Do this:
Transcribe the rows exactly as they stand, everything from the line containing "up-point bbox=[351, 1589, 360, 1598]" down to the line containing "east-point bbox=[956, 413, 966, 423]", with both of those lines included.

Supplied information:
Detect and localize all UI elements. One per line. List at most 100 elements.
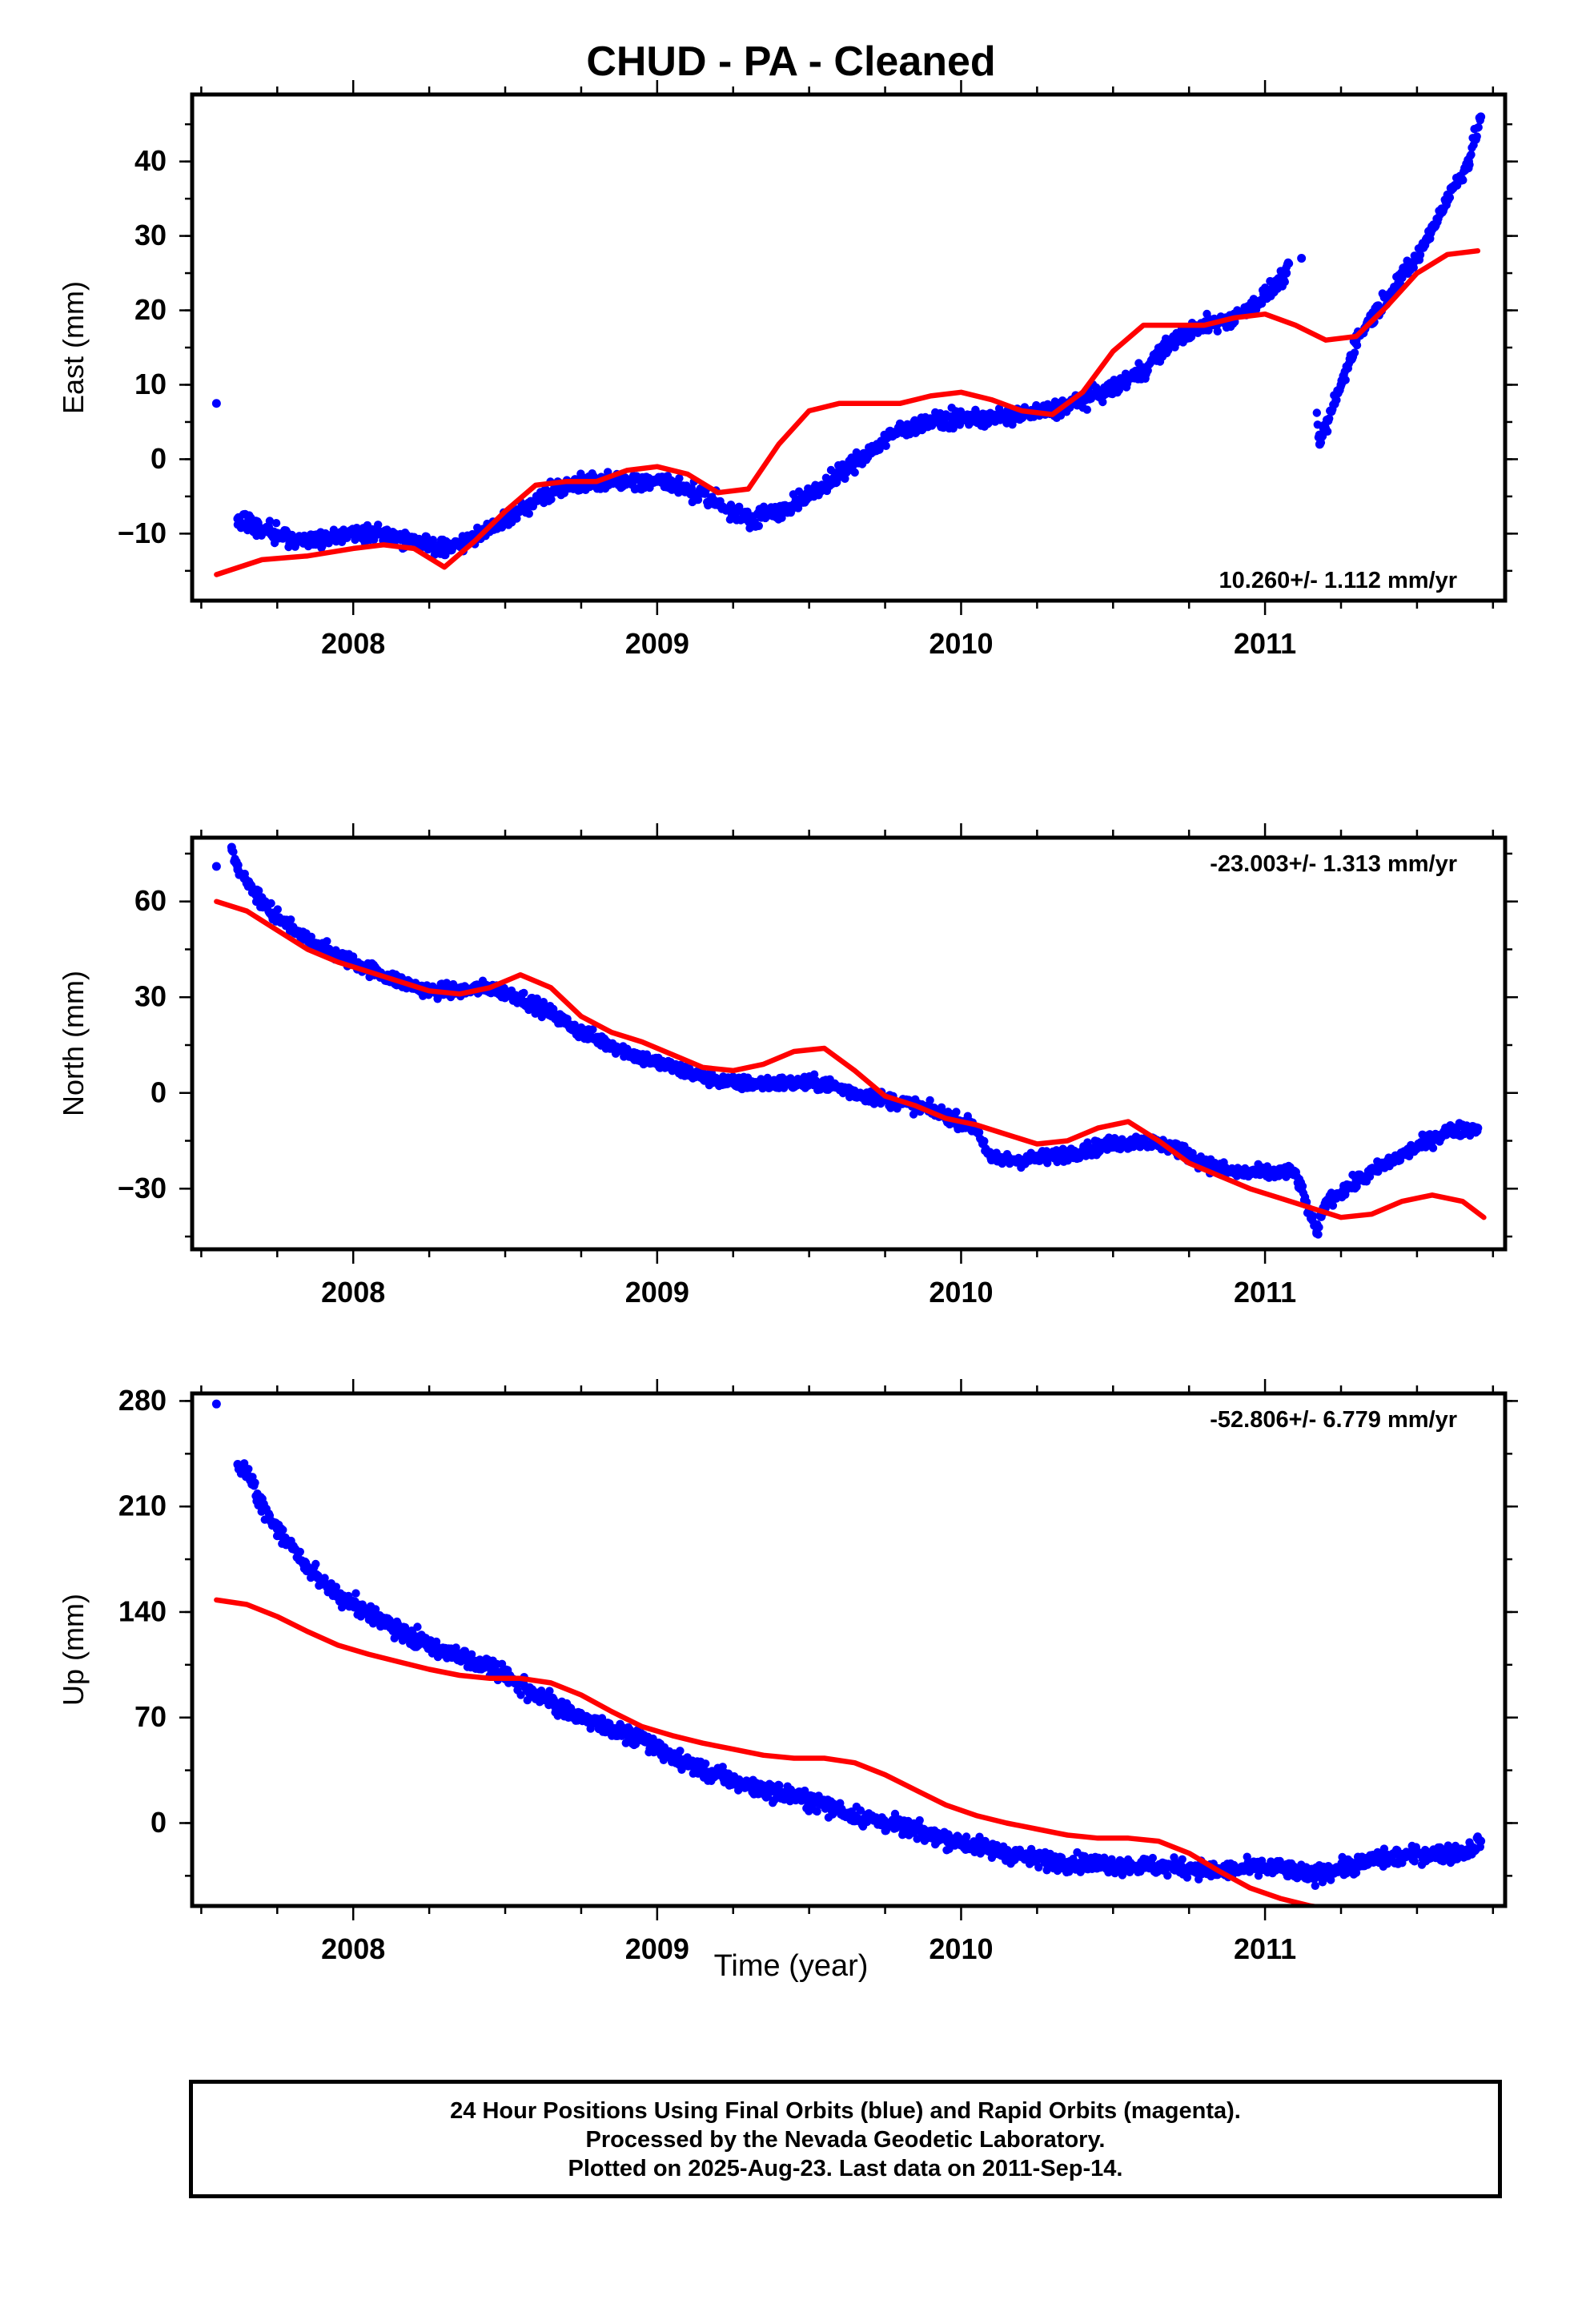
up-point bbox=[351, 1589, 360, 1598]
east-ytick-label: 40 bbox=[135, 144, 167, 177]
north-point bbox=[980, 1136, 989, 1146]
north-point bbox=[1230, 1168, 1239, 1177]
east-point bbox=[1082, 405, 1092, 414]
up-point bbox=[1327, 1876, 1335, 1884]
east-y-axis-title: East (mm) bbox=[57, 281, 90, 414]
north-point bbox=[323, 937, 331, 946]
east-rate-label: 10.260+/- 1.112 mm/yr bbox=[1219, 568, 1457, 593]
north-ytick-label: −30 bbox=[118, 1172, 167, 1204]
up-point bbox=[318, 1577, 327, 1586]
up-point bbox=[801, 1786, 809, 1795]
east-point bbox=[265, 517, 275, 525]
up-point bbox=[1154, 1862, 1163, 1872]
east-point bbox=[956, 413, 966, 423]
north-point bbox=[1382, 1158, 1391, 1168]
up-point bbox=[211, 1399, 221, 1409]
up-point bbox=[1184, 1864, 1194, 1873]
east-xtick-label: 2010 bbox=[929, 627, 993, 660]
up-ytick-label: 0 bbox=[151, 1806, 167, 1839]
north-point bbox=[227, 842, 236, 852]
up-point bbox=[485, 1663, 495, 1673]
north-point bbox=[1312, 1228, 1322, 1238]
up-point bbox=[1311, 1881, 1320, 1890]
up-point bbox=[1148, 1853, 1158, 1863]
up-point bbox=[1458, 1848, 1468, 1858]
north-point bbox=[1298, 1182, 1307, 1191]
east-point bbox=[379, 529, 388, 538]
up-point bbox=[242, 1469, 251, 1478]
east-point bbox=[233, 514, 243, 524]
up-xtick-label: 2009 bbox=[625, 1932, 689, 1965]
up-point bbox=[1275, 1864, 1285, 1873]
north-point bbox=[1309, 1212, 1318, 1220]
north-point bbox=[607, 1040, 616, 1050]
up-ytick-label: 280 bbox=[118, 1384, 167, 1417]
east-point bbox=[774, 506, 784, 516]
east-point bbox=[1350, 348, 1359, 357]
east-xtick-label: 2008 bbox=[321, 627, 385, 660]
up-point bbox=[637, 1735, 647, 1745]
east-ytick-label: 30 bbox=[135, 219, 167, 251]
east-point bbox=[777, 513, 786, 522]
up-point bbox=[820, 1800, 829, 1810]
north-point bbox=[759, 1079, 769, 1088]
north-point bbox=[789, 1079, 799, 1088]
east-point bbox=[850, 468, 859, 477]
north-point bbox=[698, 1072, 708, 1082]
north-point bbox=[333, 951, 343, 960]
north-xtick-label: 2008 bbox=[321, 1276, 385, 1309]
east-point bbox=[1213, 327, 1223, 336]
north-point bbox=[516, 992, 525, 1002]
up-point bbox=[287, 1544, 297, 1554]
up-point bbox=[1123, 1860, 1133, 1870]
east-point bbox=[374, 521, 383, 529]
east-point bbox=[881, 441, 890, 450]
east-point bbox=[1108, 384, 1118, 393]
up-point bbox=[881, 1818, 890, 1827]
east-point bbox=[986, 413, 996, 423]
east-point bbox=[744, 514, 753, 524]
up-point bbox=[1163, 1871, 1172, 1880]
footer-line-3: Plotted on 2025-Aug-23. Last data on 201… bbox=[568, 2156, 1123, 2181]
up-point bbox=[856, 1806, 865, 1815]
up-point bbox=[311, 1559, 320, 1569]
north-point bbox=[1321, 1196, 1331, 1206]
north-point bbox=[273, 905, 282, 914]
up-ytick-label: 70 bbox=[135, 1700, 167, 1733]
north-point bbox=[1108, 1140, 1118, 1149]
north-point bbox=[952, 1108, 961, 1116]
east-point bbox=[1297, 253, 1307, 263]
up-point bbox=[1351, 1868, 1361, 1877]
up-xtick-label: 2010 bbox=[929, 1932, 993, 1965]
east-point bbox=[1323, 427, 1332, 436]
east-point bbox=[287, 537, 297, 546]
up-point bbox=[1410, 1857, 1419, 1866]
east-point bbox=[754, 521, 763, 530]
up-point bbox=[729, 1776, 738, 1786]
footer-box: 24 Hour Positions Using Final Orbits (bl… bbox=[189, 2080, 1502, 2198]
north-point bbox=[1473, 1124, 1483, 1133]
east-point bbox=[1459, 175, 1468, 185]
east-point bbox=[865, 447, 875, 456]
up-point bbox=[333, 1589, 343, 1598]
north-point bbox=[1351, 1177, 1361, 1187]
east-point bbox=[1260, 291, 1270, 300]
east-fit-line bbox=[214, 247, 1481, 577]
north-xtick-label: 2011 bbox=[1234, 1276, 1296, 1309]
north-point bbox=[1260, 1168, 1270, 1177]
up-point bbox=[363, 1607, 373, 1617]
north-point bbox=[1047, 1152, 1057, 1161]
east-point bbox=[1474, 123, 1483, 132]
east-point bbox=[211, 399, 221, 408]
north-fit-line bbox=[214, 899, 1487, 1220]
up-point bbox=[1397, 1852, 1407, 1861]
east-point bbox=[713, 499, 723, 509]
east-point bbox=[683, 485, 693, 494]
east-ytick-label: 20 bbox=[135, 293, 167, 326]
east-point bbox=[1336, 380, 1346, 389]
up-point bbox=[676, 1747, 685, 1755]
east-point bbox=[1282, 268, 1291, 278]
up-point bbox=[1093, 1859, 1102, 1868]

In response:
up-point bbox=[351, 1589, 360, 1598]
east-ytick-label: 40 bbox=[135, 144, 167, 177]
north-point bbox=[980, 1136, 989, 1146]
north-point bbox=[1230, 1168, 1239, 1177]
east-point bbox=[1082, 405, 1092, 414]
up-point bbox=[1327, 1876, 1335, 1884]
east-y-axis-title: East (mm) bbox=[57, 281, 90, 414]
north-point bbox=[323, 937, 331, 946]
east-rate-label: 10.260+/- 1.112 mm/yr bbox=[1219, 568, 1457, 593]
north-ytick-label: −30 bbox=[118, 1172, 167, 1204]
up-point bbox=[318, 1577, 327, 1586]
up-point bbox=[801, 1786, 809, 1795]
east-point bbox=[265, 517, 275, 525]
up-point bbox=[1154, 1862, 1163, 1872]
east-point bbox=[956, 413, 966, 423]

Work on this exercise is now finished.